• **OBJECTIVE**
Output an exact reproduction of the data.

Data excerpts:
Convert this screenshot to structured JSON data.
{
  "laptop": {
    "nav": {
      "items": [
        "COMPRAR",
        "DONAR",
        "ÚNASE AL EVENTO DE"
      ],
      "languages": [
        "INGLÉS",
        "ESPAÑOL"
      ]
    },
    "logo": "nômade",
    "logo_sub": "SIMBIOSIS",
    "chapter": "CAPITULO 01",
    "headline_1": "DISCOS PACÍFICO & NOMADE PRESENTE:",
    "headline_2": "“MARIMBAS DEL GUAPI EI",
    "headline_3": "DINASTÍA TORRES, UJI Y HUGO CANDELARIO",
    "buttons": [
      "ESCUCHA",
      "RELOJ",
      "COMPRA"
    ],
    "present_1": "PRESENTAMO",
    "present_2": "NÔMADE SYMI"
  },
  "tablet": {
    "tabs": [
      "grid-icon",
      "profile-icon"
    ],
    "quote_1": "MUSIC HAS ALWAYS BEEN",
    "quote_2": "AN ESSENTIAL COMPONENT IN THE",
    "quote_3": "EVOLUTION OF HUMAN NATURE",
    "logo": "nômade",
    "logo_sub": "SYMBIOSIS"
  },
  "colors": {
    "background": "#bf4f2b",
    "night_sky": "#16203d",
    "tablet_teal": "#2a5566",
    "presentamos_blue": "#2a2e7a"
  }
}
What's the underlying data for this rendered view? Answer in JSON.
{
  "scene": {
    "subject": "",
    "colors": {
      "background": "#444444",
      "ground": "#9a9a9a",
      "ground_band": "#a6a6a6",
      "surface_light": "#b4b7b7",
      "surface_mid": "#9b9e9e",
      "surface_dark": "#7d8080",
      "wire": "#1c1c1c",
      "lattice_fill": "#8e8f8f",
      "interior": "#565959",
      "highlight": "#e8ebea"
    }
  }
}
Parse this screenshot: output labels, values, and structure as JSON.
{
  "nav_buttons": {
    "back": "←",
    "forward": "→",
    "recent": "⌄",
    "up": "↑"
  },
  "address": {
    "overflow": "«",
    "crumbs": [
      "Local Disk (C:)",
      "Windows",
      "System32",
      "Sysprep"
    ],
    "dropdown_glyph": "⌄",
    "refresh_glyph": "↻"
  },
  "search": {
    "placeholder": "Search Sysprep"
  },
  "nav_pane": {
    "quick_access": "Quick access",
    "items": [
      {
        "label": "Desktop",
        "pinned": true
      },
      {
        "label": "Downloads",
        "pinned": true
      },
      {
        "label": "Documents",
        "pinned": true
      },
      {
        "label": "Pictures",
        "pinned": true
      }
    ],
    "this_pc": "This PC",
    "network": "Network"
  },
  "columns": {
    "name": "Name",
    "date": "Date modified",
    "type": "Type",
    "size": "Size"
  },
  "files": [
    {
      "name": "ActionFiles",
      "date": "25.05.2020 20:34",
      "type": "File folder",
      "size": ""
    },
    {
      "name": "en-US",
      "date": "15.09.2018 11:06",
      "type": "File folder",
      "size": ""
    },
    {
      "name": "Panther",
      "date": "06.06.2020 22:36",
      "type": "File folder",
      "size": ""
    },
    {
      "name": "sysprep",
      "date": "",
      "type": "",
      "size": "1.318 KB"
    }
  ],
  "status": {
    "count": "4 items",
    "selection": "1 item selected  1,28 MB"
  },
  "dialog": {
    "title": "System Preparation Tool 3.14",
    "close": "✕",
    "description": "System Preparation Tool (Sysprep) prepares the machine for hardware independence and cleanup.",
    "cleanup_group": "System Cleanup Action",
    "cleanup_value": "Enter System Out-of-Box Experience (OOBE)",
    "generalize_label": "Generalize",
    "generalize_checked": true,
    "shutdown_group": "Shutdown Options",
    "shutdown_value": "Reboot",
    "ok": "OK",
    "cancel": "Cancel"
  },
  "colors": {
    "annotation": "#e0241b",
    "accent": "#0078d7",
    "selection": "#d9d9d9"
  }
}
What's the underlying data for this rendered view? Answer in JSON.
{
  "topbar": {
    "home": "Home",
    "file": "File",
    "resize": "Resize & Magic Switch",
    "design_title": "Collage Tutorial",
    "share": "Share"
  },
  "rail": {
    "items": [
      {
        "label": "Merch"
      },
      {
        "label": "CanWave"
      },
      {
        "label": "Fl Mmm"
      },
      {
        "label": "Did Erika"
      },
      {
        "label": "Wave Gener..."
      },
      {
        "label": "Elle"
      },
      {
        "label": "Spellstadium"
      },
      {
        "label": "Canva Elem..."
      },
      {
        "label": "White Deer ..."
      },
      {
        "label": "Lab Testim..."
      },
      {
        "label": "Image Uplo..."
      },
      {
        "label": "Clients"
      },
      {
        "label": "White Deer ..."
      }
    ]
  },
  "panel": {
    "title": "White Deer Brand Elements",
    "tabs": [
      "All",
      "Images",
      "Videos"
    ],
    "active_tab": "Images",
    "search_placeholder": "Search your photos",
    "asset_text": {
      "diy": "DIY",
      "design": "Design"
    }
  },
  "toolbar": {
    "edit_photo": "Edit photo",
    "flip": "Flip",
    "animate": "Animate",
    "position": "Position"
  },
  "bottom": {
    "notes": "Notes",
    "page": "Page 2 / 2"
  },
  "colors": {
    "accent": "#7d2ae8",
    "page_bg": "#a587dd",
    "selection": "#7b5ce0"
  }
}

• **THE RESPONSE**
Convert this screenshot to structured JSON data.
{
  "laptop": {
    "nav": {
      "items": [
        "COMPRAR",
        "DONAR",
        "ÚNASE AL EVENTO DE"
      ],
      "languages": [
        "INGLÉS",
        "ESPAÑOL"
      ]
    },
    "logo": "nômade",
    "logo_sub": "SIMBIOSIS",
    "chapter": "CAPITULO 01",
    "headline_1": "DISCOS PACÍFICO & NOMADE PRESENTE:",
    "headline_2": "“MARIMBAS DEL GUAPI EI",
    "headline_3": "DINASTÍA TORRES, UJI Y HUGO CANDELARIO",
    "buttons": [
      "ESCUCHA",
      "RELOJ",
      "COMPRA"
    ],
    "present_1": "PRESENTAMO",
    "present_2": "NÔMADE SYMI"
  },
  "tablet": {
    "tabs": [
      "grid-icon",
      "profile-icon"
    ],
    "quote_1": "MUSIC HAS ALWAYS BEEN",
    "quote_2": "AN ESSENTIAL COMPONENT IN THE",
    "quote_3": "EVOLUTION OF HUMAN NATURE",
    "logo": "nômade",
    "logo_sub": "SYMBIOSIS"
  },
  "colors": {
    "background": "#bf4f2b",
    "night_sky": "#16203d",
    "tablet_teal": "#2a5566",
    "presentamos_blue": "#2a2e7a"
  }
}
What's the underlying data for this rendered view? Answer in JSON.
{
  "scene": {
    "subject": "",
    "colors": {
      "background": "#444444",
      "ground": "#9a9a9a",
      "ground_band": "#a6a6a6",
      "surface_light": "#b4b7b7",
      "surface_mid": "#9b9e9e",
      "surface_dark": "#7d8080",
      "wire": "#1c1c1c",
      "lattice_fill": "#8e8f8f",
      "interior": "#565959",
      "highlight": "#e8ebea"
    }
  }
}
Parse this screenshot: output labels, values, and structure as JSON.
{
  "nav_buttons": {
    "back": "←",
    "forward": "→",
    "recent": "⌄",
    "up": "↑"
  },
  "address": {
    "overflow": "«",
    "crumbs": [
      "Local Disk (C:)",
      "Windows",
      "System32",
      "Sysprep"
    ],
    "dropdown_glyph": "⌄",
    "refresh_glyph": "↻"
  },
  "search": {
    "placeholder": "Search Sysprep"
  },
  "nav_pane": {
    "quick_access": "Quick access",
    "items": [
      {
        "label": "Desktop",
        "pinned": true
      },
      {
        "label": "Downloads",
        "pinned": true
      },
      {
        "label": "Documents",
        "pinned": true
      },
      {
        "label": "Pictures",
        "pinned": true
      }
    ],
    "this_pc": "This PC",
    "network": "Network"
  },
  "columns": {
    "name": "Name",
    "date": "Date modified",
    "type": "Type",
    "size": "Size"
  },
  "files": [
    {
      "name": "ActionFiles",
      "date": "25.05.2020 20:34",
      "type": "File folder",
      "size": ""
    },
    {
      "name": "en-US",
      "date": "15.09.2018 11:06",
      "type": "File folder",
      "size": ""
    },
    {
      "name": "Panther",
      "date": "06.06.2020 22:36",
      "type": "File folder",
      "size": ""
    },
    {
      "name": "sysprep",
      "date": "",
      "type": "",
      "size": "1.318 KB"
    }
  ],
  "status": {
    "count": "4 items",
    "selection": "1 item selected  1,28 MB"
  },
  "dialog": {
    "title": "System Preparation Tool 3.14",
    "close": "✕",
    "description": "System Preparation Tool (Sysprep) prepares the machine for hardware independence and cleanup.",
    "cleanup_group": "System Cleanup Action",
    "cleanup_value": "Enter System Out-of-Box Experience (OOBE)",
    "generalize_label": "Generalize",
    "generalize_checked": true,
    "shutdown_group": "Shutdown Options",
    "shutdown_value": "Reboot",
    "ok": "OK",
    "cancel": "Cancel"
  },
  "colors": {
    "annotation": "#e0241b",
    "accent": "#0078d7",
    "selection": "#d9d9d9"
  }
}
What's the underlying data for this rendered view? Answer in JSON.
{
  "topbar": {
    "home": "Home",
    "file": "File",
    "resize": "Resize & Magic Switch",
    "design_title": "Collage Tutorial",
    "share": "Share"
  },
  "rail": {
    "items": [
      {
        "label": "Merch"
      },
      {
        "label": "CanWave"
      },
      {
        "label": "Fl Mmm"
      },
      {
        "label": "Did Erika"
      },
      {
        "label": "Wave Gener..."
      },
      {
        "label": "Elle"
      },
      {
        "label": "Spellstadium"
      },
      {
        "label": "Canva Elem..."
      },
      {
        "label": "White Deer ..."
      },
      {
        "label": "Lab Testim..."
      },
      {
        "label": "Image Uplo..."
      },
      {
        "label": "Clients"
      },
      {
        "label": "White Deer ..."
      }
    ]
  },
  "panel": {
    "title": "White Deer Brand Elements",
    "tabs": [
      "All",
      "Images",
      "Videos"
    ],
    "active_tab": "Images",
    "search_placeholder": "Search your photos",
    "asset_text": {
      "diy": "DIY",
      "design": "Design"
    }
  },
  "toolbar": {
    "edit_photo": "Edit photo",
    "flip": "Flip",
    "animate": "Animate",
    "position": "Position"
  },
  "bottom": {
    "notes": "Notes",
    "page": "Page 2 / 2"
  },
  "colors": {
    "accent": "#7d2ae8",
    "page_bg": "#a587dd",
    "selection": "#7b5ce0"
  }
}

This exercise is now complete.